=== Task to carry out ===
Copy each record exactly as it reads, leaving out any pictures it holds.

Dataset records
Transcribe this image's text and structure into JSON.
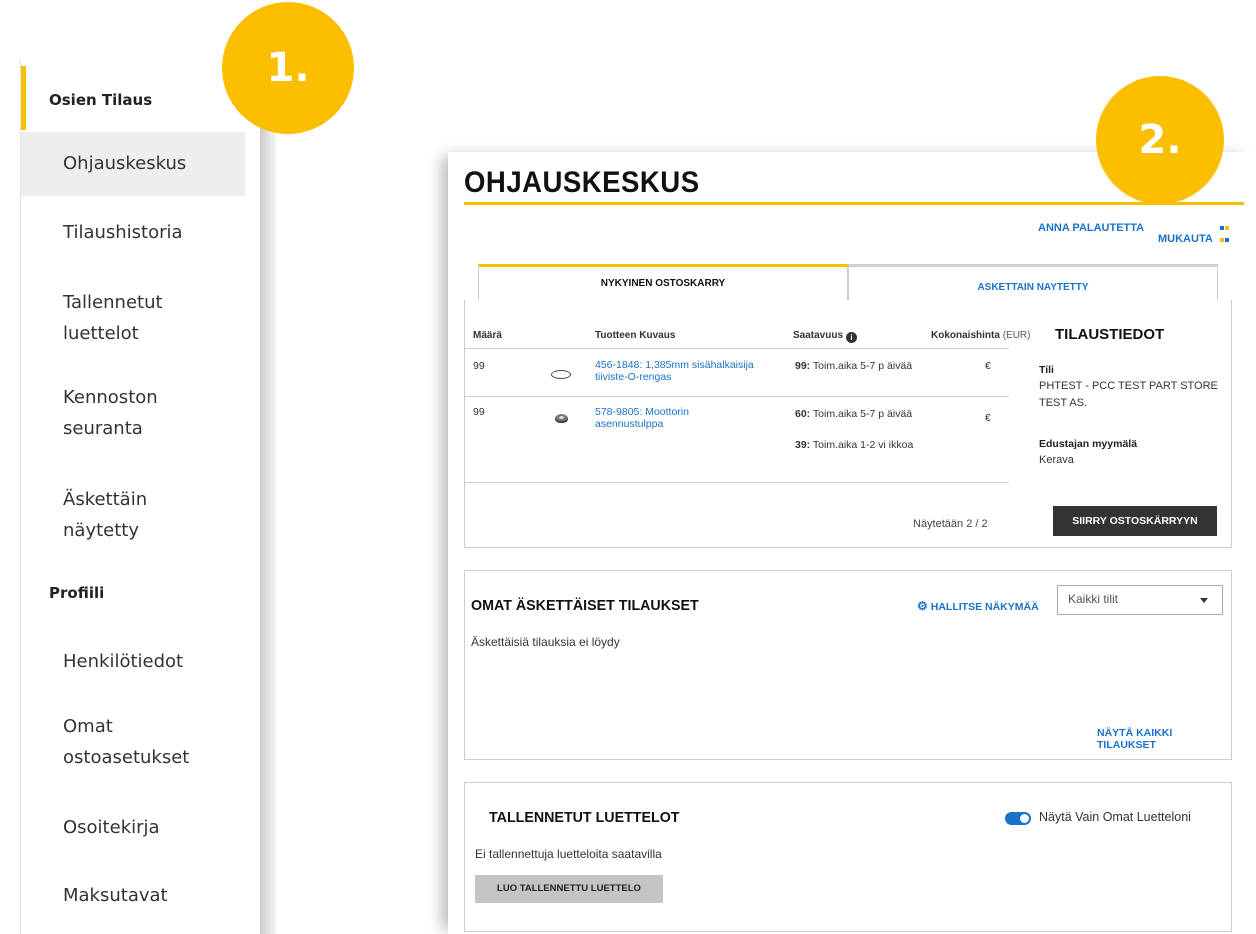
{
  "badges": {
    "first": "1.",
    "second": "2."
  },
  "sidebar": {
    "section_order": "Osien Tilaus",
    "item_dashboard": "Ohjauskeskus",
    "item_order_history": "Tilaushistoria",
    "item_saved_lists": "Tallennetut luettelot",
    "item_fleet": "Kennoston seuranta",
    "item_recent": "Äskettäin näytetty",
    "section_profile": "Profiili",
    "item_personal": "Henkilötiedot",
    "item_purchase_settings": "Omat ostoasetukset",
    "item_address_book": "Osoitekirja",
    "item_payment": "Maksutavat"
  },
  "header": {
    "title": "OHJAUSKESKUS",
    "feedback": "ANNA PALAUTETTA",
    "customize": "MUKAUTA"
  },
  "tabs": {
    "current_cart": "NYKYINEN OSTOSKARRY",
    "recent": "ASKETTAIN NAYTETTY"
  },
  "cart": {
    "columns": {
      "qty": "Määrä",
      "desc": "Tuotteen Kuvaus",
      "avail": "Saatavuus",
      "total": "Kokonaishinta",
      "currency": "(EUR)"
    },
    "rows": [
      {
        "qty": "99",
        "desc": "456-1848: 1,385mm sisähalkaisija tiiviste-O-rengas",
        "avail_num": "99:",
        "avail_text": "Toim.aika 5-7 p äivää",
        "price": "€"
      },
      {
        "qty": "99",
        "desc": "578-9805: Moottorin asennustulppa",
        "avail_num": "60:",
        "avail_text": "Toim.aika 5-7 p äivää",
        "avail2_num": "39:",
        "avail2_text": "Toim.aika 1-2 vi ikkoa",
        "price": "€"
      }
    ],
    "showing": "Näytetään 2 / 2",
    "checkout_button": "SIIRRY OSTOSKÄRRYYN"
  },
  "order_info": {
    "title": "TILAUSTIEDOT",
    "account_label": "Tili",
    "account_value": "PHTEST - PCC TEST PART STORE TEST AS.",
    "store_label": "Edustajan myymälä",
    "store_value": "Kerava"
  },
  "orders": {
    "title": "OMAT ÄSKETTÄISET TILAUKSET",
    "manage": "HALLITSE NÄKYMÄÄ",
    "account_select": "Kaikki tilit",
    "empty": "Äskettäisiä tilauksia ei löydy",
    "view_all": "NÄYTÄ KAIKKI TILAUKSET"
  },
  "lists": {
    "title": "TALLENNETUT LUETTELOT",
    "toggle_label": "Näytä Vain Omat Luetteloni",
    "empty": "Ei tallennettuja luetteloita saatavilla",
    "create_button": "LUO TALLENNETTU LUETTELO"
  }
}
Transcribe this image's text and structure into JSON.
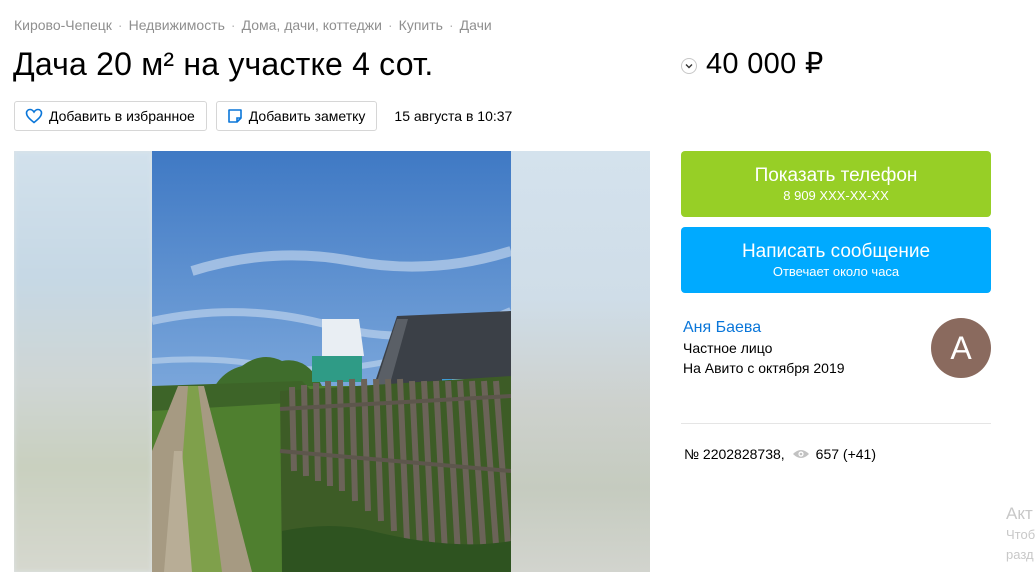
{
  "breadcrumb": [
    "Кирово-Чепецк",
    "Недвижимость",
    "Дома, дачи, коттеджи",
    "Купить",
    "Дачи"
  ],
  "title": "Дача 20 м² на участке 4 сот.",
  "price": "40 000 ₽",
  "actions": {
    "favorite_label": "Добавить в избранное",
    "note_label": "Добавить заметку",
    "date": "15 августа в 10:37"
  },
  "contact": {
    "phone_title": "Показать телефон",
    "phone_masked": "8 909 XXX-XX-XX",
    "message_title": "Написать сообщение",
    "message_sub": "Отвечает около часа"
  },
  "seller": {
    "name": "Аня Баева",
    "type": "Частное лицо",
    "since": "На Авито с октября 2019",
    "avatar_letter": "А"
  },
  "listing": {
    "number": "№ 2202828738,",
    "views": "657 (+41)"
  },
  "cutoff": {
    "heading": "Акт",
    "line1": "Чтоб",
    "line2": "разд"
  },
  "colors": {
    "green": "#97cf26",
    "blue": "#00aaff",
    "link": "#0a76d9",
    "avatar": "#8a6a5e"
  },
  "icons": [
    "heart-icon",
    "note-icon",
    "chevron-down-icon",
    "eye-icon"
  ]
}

=== Task response ===
Transcribe this image's text and structure into JSON.
{
  "badges": {
    "first": "1.",
    "second": "2."
  },
  "sidebar": {
    "section_order": "Osien Tilaus",
    "item_dashboard": "Ohjauskeskus",
    "item_order_history": "Tilaushistoria",
    "item_saved_lists": "Tallennetut luettelot",
    "item_fleet": "Kennoston seuranta",
    "item_recent": "Äskettäin näytetty",
    "section_profile": "Profiili",
    "item_personal": "Henkilötiedot",
    "item_purchase_settings": "Omat ostoasetukset",
    "item_address_book": "Osoitekirja",
    "item_payment": "Maksutavat"
  },
  "header": {
    "title": "OHJAUSKESKUS",
    "feedback": "ANNA PALAUTETTA",
    "customize": "MUKAUTA"
  },
  "tabs": {
    "current_cart": "NYKYINEN OSTOSKARRY",
    "recent": "ASKETTAIN NAYTETTY"
  },
  "cart": {
    "columns": {
      "qty": "Määrä",
      "desc": "Tuotteen Kuvaus",
      "avail": "Saatavuus",
      "total": "Kokonaishinta",
      "currency": "(EUR)"
    },
    "rows": [
      {
        "qty": "99",
        "desc": "456-1848: 1,385mm sisähalkaisija tiiviste-O-rengas",
        "avail_num": "99:",
        "avail_text": "Toim.aika 5-7 p äivää",
        "price": "€"
      },
      {
        "qty": "99",
        "desc": "578-9805: Moottorin asennustulppa",
        "avail_num": "60:",
        "avail_text": "Toim.aika 5-7 p äivää",
        "avail2_num": "39:",
        "avail2_text": "Toim.aika 1-2 vi ikkoa",
        "price": "€"
      }
    ],
    "showing": "Näytetään 2 / 2",
    "checkout_button": "SIIRRY OSTOSKÄRRYYN"
  },
  "order_info": {
    "title": "TILAUSTIEDOT",
    "account_label": "Tili",
    "account_value": "PHTEST - PCC TEST PART STORE TEST AS.",
    "store_label": "Edustajan myymälä",
    "store_value": "Kerava"
  },
  "orders": {
    "title": "OMAT ÄSKETTÄISET TILAUKSET",
    "manage": "HALLITSE NÄKYMÄÄ",
    "account_select": "Kaikki tilit",
    "empty": "Äskettäisiä tilauksia ei löydy",
    "view_all": "NÄYTÄ KAIKKI TILAUKSET"
  },
  "lists": {
    "title": "TALLENNETUT LUETTELOT",
    "toggle_label": "Näytä Vain Omat Luetteloni",
    "empty": "Ei tallennettuja luetteloita saatavilla",
    "create_button": "LUO TALLENNETTU LUETTELO"
  }
}
Transcribe this image's text and structure into JSON.
{
  "breadcrumb": [
    "Кирово-Чепецк",
    "Недвижимость",
    "Дома, дачи, коттеджи",
    "Купить",
    "Дачи"
  ],
  "title": "Дача 20 м² на участке 4 сот.",
  "price": "40 000 ₽",
  "actions": {
    "favorite_label": "Добавить в избранное",
    "note_label": "Добавить заметку",
    "date": "15 августа в 10:37"
  },
  "contact": {
    "phone_title": "Показать телефон",
    "phone_masked": "8 909 XXX-XX-XX",
    "message_title": "Написать сообщение",
    "message_sub": "Отвечает около часа"
  },
  "seller": {
    "name": "Аня Баева",
    "type": "Частное лицо",
    "since": "На Авито с октября 2019",
    "avatar_letter": "А"
  },
  "listing": {
    "number": "№ 2202828738,",
    "views": "657 (+41)"
  },
  "cutoff": {
    "heading": "Акт",
    "line1": "Чтоб",
    "line2": "разд"
  },
  "colors": {
    "green": "#97cf26",
    "blue": "#00aaff",
    "link": "#0a76d9",
    "avatar": "#8a6a5e"
  },
  "icons": [
    "heart-icon",
    "note-icon",
    "chevron-down-icon",
    "eye-icon"
  ]
}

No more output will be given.